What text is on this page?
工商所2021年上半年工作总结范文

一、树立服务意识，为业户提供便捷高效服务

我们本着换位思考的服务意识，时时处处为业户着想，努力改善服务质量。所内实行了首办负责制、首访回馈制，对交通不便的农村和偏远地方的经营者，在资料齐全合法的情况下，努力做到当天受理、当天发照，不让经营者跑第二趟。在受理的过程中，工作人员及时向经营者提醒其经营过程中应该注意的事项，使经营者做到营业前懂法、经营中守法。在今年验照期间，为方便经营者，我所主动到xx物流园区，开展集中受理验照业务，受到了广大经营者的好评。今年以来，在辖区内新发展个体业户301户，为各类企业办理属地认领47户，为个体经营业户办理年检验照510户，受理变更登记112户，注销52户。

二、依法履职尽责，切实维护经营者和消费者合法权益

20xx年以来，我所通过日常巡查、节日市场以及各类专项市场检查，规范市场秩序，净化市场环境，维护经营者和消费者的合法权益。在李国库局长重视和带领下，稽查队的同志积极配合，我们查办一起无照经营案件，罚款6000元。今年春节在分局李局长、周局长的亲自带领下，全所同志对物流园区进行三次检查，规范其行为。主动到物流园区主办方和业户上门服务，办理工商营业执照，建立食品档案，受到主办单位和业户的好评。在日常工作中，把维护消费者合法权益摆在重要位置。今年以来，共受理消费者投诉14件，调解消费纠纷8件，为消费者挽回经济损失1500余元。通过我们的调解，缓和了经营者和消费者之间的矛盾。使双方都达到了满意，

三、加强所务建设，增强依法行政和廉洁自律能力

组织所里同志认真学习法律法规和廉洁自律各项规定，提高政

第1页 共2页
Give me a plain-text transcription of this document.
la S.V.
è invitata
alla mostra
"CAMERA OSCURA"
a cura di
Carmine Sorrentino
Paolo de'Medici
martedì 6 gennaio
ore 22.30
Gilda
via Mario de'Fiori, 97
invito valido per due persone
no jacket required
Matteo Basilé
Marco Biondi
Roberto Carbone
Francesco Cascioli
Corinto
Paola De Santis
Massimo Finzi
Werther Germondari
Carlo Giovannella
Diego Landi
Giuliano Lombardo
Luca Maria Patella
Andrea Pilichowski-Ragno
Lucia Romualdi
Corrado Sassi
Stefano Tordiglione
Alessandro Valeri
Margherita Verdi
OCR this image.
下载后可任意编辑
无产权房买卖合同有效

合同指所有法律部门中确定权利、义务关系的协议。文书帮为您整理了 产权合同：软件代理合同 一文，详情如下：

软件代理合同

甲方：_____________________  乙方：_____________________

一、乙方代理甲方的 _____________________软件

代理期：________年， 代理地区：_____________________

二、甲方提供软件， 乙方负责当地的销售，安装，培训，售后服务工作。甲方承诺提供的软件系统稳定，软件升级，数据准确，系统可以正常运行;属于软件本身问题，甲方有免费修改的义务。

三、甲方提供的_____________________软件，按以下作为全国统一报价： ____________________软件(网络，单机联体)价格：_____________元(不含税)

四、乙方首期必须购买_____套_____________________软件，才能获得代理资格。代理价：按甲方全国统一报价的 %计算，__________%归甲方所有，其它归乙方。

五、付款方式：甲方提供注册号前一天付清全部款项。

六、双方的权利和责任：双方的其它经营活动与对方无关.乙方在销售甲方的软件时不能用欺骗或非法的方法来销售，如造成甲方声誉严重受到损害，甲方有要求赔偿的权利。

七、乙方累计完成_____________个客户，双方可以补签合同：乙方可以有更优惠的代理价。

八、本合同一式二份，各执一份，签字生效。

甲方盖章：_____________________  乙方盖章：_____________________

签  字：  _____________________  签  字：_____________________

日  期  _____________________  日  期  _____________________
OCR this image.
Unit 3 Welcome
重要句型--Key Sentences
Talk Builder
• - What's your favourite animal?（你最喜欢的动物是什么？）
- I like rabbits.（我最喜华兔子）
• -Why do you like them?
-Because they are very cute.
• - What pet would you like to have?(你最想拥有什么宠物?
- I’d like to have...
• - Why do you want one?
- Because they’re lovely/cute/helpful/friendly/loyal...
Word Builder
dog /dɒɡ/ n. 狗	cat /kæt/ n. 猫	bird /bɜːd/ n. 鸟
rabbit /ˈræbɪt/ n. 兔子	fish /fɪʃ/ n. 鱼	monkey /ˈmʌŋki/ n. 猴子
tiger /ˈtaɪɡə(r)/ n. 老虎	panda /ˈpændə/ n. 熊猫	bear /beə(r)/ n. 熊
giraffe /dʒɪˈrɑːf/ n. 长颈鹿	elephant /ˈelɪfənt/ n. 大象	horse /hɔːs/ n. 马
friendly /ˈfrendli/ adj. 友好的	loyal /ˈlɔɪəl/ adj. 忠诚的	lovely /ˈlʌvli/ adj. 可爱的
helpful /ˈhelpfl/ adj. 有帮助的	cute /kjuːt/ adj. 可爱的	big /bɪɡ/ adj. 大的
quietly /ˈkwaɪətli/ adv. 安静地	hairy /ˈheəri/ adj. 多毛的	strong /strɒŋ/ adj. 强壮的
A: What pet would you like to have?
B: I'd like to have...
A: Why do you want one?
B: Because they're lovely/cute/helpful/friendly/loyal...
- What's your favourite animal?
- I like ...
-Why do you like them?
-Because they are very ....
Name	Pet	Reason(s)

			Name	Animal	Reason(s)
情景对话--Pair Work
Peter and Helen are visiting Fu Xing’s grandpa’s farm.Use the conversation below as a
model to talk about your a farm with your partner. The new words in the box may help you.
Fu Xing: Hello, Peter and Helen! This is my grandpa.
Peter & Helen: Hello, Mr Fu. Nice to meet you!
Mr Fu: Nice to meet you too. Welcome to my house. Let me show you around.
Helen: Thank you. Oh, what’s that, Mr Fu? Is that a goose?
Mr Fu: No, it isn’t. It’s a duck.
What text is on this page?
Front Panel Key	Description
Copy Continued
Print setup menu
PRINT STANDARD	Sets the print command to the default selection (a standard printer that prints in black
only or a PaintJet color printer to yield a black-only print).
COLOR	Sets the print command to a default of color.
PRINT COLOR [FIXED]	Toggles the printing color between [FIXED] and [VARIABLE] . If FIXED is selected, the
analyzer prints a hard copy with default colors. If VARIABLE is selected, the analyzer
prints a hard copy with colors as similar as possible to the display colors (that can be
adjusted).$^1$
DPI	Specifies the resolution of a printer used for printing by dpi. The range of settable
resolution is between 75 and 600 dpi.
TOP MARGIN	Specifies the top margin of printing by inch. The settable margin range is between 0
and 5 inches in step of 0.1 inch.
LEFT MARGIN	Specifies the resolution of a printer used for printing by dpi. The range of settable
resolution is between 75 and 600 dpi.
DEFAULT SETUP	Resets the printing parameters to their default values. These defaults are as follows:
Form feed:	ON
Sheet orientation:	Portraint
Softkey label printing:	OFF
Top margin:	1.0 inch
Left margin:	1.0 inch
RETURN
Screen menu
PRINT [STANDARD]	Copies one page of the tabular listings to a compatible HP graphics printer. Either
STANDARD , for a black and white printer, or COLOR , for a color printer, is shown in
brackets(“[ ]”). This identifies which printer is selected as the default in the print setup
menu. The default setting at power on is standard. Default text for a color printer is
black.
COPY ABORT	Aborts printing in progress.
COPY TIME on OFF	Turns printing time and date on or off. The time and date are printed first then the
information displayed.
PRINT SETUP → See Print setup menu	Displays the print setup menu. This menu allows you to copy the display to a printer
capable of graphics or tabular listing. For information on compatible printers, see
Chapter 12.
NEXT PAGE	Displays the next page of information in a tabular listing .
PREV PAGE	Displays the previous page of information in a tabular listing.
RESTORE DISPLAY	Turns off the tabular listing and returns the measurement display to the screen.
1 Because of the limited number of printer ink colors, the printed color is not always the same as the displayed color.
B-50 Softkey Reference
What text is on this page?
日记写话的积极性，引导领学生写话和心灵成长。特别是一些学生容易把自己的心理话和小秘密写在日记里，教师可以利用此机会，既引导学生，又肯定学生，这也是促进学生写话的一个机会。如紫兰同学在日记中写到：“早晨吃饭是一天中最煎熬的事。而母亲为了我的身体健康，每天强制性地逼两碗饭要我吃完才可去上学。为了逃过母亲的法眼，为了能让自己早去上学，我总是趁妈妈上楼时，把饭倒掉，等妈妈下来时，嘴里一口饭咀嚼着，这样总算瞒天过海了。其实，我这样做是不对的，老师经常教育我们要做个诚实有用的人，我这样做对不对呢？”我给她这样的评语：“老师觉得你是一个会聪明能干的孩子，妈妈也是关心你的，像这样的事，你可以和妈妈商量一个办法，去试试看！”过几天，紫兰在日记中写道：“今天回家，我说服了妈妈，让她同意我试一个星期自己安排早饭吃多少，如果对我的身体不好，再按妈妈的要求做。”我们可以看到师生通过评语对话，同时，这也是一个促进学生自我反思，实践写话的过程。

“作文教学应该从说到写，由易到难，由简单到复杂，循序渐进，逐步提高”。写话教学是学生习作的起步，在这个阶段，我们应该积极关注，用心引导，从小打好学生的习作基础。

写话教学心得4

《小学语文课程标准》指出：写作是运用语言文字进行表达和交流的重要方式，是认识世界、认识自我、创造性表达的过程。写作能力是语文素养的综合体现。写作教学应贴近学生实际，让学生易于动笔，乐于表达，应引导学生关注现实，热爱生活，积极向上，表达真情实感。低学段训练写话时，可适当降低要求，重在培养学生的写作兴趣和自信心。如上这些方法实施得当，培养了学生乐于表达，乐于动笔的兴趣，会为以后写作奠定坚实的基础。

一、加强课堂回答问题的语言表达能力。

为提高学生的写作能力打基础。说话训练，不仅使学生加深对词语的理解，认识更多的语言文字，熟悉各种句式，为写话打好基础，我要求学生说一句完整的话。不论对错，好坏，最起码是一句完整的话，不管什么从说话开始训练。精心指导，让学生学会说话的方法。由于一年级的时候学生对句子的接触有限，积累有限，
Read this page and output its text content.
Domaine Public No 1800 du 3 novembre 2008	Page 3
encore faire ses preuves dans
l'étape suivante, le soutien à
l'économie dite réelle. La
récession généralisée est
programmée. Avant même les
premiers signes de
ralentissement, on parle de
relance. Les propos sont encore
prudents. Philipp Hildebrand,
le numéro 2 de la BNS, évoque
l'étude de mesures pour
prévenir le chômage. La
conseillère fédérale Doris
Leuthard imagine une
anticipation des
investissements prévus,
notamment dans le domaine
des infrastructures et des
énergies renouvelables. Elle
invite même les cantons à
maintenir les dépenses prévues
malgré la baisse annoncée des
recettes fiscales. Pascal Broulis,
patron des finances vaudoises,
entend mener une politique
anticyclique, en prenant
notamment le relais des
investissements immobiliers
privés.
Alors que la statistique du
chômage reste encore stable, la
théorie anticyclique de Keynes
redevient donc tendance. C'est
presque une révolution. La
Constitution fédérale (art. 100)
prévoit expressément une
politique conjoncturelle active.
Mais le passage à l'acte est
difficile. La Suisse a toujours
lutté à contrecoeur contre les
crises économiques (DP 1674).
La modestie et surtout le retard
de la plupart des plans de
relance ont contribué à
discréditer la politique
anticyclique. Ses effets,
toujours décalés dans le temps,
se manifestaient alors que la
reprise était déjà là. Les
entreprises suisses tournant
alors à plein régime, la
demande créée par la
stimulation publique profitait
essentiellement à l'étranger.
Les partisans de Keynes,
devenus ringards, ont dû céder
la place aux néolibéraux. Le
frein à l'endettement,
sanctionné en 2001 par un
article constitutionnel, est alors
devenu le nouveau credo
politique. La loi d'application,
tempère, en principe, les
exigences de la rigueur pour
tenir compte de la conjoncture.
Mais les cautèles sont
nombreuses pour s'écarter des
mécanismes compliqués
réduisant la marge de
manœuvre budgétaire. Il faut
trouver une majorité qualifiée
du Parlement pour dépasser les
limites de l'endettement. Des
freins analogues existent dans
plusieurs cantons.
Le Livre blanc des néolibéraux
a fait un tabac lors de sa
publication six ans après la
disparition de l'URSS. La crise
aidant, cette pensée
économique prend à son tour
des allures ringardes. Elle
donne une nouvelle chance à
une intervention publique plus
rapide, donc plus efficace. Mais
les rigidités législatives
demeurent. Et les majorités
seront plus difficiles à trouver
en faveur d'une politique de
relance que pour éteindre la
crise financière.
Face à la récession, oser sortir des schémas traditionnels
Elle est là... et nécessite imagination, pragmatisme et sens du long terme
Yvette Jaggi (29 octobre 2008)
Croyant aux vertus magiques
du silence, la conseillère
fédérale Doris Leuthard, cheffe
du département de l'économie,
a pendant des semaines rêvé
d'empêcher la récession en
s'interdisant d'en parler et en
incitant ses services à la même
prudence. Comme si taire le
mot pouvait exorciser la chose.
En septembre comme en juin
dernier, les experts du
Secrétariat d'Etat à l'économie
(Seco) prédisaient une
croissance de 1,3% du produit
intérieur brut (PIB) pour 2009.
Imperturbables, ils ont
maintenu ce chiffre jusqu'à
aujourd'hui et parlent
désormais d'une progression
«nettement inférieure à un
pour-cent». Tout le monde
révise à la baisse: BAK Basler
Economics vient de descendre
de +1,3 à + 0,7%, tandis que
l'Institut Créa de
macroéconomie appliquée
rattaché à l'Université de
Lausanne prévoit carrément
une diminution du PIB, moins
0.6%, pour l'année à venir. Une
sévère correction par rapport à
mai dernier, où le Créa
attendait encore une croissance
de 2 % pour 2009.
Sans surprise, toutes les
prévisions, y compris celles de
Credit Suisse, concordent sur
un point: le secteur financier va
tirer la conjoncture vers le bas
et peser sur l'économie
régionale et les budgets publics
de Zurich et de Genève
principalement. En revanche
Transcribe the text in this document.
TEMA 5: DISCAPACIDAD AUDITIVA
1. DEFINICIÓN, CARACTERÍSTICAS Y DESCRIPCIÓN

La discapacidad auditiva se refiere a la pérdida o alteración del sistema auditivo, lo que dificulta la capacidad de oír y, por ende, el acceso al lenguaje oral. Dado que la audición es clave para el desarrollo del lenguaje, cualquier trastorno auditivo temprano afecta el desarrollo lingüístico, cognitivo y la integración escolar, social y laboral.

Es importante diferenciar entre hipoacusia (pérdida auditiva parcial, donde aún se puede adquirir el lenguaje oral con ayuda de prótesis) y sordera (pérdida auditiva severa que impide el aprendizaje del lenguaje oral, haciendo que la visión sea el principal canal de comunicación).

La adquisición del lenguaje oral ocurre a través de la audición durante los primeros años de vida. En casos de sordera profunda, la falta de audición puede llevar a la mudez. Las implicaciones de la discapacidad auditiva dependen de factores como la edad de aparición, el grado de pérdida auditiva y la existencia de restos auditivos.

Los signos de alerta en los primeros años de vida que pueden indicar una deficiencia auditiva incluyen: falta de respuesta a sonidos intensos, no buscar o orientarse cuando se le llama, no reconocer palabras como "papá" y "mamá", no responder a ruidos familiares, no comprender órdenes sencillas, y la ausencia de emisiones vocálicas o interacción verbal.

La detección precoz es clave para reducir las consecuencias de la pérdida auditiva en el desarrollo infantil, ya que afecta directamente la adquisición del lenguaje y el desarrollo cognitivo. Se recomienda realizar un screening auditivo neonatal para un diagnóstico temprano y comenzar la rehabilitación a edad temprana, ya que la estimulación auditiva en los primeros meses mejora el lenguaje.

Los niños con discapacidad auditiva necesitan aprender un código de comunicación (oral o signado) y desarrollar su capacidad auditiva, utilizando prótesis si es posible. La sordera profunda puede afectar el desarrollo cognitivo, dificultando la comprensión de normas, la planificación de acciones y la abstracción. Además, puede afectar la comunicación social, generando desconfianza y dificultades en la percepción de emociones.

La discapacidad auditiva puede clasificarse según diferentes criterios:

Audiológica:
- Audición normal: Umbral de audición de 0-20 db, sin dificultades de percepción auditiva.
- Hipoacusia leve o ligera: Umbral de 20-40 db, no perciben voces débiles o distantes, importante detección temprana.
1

- Set problem -
Check each line above for the string "social", then copy the ones that have it.

- Final answer -
La discapacidad auditiva se refiere a la pérdida o alteración del sistema auditivo, lo que dificulta la capacidad de oír y, por ende, el acceso al lenguaje oral. Dado que la audición es clave para el desarrollo del lenguaje, cualquier trastorno auditivo temprano afecta el desarrollo lingüístico, cognitivo y la integración escolar, social y laboral.
Los niños con discapacidad auditiva necesitan aprender un código de comunicación (oral o signado) y desarrollar su capacidad auditiva, utilizando prótesis si es posible. La sordera profunda puede afectar el desarrollo cognitivo, dificultando la comprensión de normas, la planificación de acciones y la abstracción. Además, puede afectar la comunicación social, generando desconfianza y dificultades en la percepción de emociones.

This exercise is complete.